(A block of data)

=-=-=

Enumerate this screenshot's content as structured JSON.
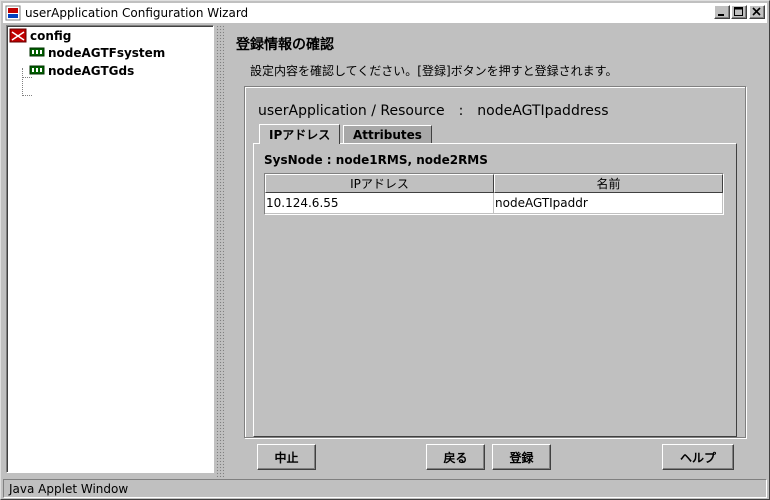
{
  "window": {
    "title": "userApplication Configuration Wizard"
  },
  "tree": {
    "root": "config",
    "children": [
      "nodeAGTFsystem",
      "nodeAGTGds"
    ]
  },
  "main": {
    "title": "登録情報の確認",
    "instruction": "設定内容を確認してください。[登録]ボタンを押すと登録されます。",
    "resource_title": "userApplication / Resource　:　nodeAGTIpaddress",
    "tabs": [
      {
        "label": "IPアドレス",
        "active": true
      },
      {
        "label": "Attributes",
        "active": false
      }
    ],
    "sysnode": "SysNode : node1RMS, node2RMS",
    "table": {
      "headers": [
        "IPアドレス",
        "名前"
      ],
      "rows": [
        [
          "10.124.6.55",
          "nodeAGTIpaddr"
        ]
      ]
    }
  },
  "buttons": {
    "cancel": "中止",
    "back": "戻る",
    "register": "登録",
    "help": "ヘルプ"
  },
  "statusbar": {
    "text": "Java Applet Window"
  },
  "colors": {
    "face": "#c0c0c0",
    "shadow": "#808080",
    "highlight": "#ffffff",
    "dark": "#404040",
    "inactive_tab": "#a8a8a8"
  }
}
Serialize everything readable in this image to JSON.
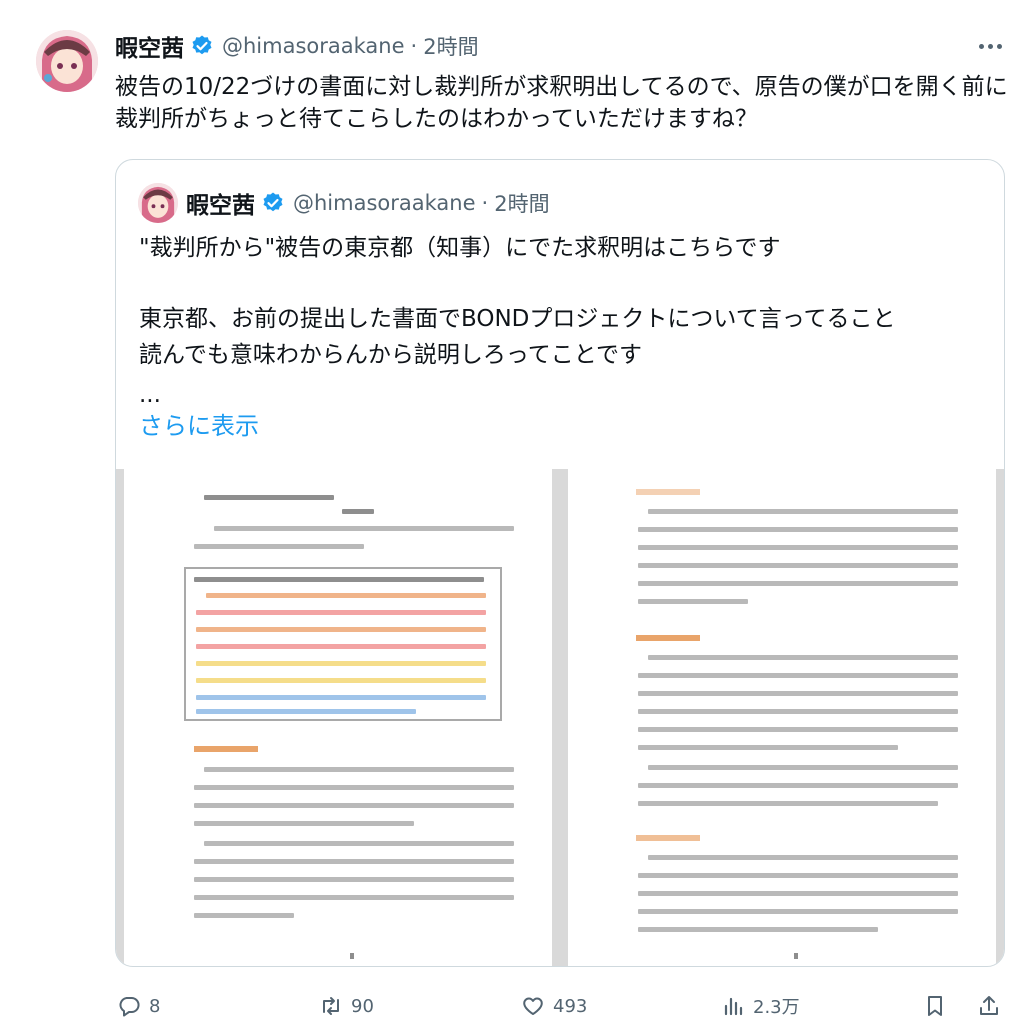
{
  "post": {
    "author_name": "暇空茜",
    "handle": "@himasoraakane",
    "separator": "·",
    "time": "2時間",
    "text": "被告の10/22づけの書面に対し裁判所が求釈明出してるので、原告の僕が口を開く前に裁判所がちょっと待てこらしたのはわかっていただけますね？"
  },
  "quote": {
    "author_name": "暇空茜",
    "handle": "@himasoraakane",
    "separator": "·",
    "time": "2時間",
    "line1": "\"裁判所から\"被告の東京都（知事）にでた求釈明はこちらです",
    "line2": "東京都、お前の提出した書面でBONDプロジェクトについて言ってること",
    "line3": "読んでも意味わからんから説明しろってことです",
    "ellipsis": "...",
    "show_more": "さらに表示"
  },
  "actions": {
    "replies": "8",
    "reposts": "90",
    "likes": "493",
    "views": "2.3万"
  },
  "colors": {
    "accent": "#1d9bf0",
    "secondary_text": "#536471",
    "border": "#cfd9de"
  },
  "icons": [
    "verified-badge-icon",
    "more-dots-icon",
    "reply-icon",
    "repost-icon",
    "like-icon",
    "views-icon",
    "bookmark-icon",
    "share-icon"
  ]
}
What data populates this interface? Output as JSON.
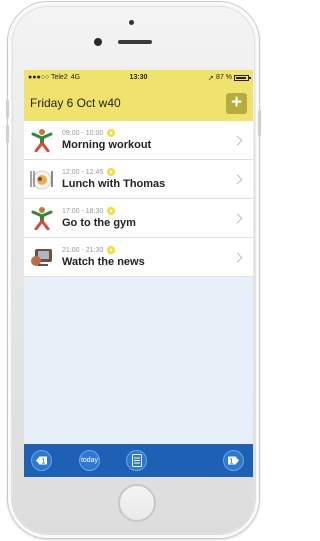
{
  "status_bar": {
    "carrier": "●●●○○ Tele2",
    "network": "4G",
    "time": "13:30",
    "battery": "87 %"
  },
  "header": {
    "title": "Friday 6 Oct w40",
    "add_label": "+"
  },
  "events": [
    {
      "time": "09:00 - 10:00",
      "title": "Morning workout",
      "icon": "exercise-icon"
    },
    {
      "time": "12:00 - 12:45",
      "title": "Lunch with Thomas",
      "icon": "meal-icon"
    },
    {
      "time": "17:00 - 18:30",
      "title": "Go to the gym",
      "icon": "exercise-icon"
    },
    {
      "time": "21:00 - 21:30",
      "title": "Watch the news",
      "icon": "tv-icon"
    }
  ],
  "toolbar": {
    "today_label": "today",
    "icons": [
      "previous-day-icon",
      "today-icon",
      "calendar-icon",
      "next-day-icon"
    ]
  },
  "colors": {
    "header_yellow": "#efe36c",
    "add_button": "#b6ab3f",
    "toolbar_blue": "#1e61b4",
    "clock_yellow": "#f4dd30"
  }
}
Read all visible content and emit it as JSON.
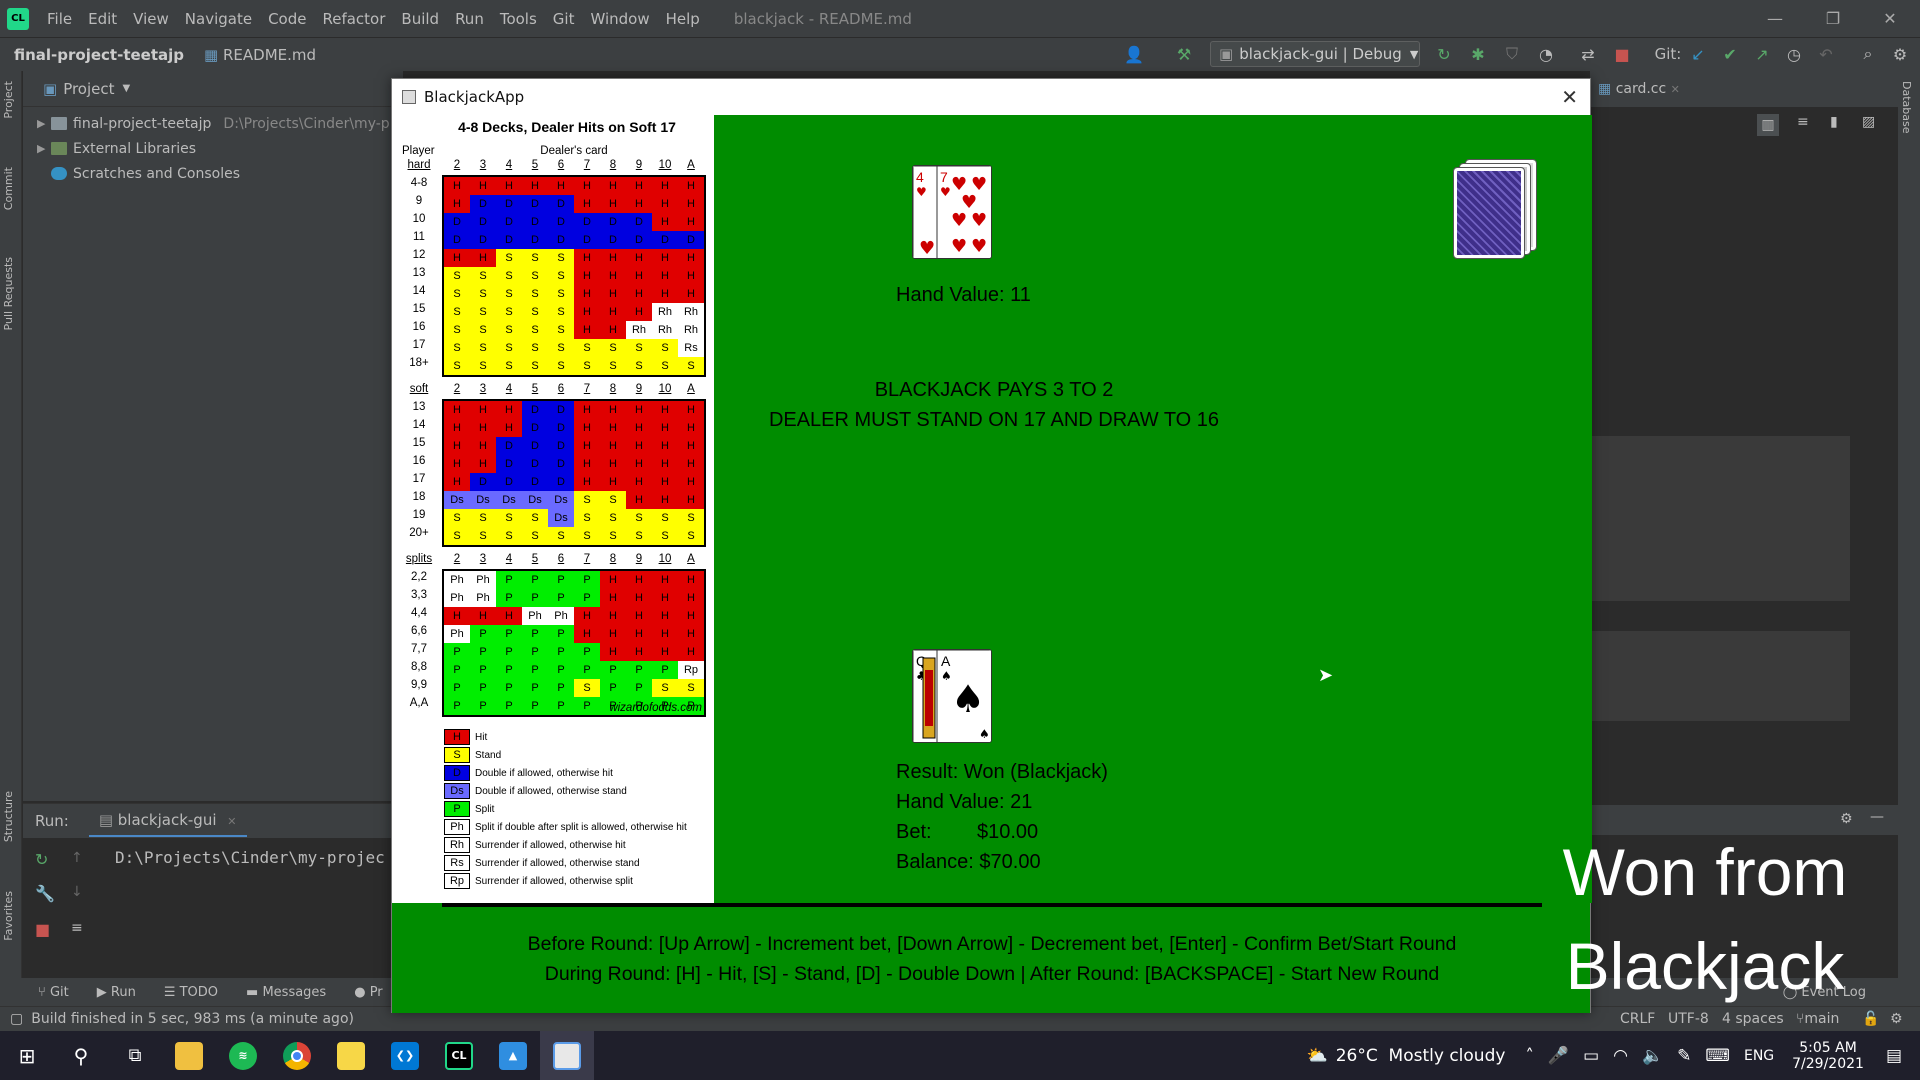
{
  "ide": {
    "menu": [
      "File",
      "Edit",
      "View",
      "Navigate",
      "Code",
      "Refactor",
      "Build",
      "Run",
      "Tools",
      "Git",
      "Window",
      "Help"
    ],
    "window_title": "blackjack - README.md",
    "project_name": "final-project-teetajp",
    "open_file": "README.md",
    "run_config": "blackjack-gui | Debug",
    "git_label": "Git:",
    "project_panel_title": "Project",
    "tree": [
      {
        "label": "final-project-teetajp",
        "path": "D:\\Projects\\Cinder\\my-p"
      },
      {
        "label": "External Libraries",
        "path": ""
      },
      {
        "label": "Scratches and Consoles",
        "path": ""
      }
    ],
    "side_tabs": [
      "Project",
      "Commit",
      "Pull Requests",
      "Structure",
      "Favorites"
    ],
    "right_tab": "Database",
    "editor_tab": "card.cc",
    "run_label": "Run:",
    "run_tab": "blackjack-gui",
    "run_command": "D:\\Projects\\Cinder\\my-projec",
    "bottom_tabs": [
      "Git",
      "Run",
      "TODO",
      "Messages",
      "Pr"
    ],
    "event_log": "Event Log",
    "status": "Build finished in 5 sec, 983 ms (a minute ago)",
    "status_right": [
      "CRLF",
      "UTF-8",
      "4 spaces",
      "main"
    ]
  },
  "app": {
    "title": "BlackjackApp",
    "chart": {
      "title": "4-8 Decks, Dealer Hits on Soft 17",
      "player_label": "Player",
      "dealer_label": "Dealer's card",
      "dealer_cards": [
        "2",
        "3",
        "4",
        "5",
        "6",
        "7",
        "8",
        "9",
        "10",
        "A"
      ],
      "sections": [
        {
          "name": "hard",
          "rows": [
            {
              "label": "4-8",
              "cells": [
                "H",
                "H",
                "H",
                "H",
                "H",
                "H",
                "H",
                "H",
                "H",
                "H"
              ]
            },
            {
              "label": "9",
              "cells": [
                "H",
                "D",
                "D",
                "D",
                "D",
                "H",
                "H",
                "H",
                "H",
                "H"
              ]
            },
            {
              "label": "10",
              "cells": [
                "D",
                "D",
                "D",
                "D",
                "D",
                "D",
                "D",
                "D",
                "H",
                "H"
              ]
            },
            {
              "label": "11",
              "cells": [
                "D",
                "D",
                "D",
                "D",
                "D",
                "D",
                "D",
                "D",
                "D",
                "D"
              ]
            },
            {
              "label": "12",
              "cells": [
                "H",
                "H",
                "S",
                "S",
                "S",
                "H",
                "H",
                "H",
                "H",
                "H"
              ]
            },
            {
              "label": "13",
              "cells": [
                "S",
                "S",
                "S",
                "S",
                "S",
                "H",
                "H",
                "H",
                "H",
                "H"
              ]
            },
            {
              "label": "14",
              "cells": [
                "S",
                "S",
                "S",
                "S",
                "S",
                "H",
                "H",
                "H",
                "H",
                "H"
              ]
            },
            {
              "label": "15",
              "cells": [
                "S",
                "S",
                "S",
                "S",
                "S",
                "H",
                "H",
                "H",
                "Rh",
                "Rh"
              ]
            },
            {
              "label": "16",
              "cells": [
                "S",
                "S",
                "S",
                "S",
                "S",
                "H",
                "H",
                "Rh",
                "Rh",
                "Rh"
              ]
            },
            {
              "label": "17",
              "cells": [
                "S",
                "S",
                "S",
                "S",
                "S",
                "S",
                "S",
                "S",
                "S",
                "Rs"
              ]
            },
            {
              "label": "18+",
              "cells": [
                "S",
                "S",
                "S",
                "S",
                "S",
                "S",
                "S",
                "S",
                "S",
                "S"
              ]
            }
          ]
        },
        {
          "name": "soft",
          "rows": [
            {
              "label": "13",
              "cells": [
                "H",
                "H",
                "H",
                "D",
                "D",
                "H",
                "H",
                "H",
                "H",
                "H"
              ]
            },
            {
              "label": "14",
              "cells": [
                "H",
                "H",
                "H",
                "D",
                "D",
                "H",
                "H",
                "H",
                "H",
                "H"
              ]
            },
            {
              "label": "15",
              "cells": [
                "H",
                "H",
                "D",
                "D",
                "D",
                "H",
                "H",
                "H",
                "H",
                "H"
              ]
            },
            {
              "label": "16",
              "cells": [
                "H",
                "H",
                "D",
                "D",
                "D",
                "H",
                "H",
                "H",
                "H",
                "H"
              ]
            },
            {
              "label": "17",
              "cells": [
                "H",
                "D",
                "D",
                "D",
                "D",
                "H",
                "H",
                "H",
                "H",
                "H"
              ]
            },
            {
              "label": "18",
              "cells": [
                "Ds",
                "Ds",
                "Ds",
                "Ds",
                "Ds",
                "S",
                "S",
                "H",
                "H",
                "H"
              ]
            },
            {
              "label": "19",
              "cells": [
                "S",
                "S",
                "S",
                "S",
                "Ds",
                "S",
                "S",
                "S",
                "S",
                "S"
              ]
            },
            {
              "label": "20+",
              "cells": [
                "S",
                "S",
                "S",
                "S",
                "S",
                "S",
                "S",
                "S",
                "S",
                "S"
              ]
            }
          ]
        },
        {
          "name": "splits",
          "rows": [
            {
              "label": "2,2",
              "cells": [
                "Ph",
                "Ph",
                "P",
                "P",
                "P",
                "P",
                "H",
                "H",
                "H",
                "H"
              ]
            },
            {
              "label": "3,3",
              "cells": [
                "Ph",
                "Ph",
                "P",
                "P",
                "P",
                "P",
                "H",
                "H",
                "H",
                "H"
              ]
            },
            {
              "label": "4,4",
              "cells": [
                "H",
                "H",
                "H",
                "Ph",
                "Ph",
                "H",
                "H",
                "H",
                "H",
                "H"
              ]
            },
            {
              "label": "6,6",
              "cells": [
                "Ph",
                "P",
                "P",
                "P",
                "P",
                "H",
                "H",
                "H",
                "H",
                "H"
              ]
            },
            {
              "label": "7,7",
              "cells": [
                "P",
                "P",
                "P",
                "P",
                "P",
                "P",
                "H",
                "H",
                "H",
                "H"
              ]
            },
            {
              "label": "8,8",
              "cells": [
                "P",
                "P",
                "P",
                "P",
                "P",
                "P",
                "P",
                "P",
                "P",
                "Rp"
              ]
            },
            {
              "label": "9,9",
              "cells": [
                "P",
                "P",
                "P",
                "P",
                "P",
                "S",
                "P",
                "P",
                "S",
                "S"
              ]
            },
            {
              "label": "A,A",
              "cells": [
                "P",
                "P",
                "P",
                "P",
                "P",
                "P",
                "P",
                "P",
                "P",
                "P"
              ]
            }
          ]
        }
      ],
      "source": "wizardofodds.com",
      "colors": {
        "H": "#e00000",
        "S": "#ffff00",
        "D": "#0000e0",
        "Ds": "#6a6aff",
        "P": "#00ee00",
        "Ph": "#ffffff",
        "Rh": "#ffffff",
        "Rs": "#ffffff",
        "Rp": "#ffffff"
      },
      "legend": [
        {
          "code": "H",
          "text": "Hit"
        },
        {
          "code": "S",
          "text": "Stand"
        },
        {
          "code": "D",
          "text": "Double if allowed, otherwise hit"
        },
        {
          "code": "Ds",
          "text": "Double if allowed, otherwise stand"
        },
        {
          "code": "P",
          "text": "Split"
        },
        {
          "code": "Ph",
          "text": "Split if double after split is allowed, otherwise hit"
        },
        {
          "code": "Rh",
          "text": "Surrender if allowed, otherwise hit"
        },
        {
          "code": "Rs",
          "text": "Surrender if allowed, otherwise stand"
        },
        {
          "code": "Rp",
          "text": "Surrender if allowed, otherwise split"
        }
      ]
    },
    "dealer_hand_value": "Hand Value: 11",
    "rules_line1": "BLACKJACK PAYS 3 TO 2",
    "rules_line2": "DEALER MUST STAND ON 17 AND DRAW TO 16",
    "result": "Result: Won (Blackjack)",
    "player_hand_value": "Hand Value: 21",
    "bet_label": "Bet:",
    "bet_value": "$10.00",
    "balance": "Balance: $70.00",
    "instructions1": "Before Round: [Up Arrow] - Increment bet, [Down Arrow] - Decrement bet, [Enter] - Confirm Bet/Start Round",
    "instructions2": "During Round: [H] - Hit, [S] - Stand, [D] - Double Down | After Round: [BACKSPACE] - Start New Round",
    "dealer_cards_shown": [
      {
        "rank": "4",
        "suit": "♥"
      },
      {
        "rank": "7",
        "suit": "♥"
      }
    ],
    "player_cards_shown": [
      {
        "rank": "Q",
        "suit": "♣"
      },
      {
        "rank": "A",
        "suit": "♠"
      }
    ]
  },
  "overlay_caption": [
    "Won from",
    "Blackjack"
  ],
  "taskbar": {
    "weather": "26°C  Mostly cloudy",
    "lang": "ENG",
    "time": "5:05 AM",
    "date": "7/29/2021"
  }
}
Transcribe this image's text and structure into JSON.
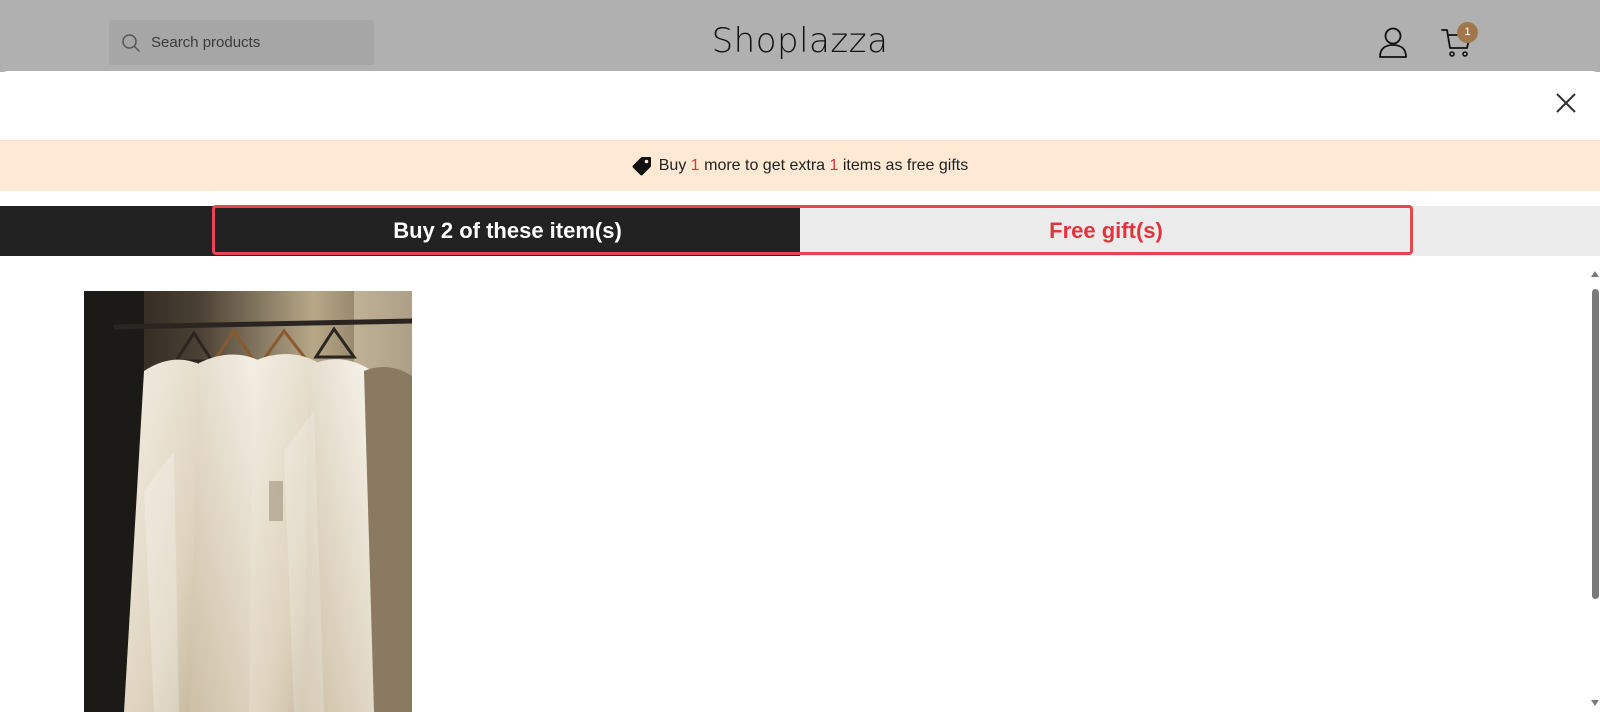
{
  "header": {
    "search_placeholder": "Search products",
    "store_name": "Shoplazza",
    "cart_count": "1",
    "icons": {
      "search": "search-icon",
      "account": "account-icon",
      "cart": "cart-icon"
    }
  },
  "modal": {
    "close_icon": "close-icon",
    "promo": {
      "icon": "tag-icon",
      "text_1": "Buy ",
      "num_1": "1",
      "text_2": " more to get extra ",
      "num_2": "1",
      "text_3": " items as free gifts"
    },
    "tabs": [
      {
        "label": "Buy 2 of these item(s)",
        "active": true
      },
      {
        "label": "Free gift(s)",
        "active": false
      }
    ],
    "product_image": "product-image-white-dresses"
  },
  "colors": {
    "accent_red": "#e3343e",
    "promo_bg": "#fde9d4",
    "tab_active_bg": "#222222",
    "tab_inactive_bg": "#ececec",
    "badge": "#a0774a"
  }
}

=-=-=

> [WHAT YOU HAVE TO DO]: Make an exact copy of the lines above, starting at the line that contains "Transcribe this image's" and running through the final line of the entries. Omit the pictures.

> [TASK ANSWER]:
Transcribe this image's text and structure into JSON.
{
  "header": {
    "search_placeholder": "Search products",
    "store_name": "Shoplazza",
    "cart_count": "1",
    "icons": {
      "search": "search-icon",
      "account": "account-icon",
      "cart": "cart-icon"
    }
  },
  "modal": {
    "close_icon": "close-icon",
    "promo": {
      "icon": "tag-icon",
      "text_1": "Buy ",
      "num_1": "1",
      "text_2": " more to get extra ",
      "num_2": "1",
      "text_3": " items as free gifts"
    },
    "tabs": [
      {
        "label": "Buy 2 of these item(s)",
        "active": true
      },
      {
        "label": "Free gift(s)",
        "active": false
      }
    ],
    "product_image": "product-image-white-dresses"
  },
  "colors": {
    "accent_red": "#e3343e",
    "promo_bg": "#fde9d4",
    "tab_active_bg": "#222222",
    "tab_inactive_bg": "#ececec",
    "badge": "#a0774a"
  }
}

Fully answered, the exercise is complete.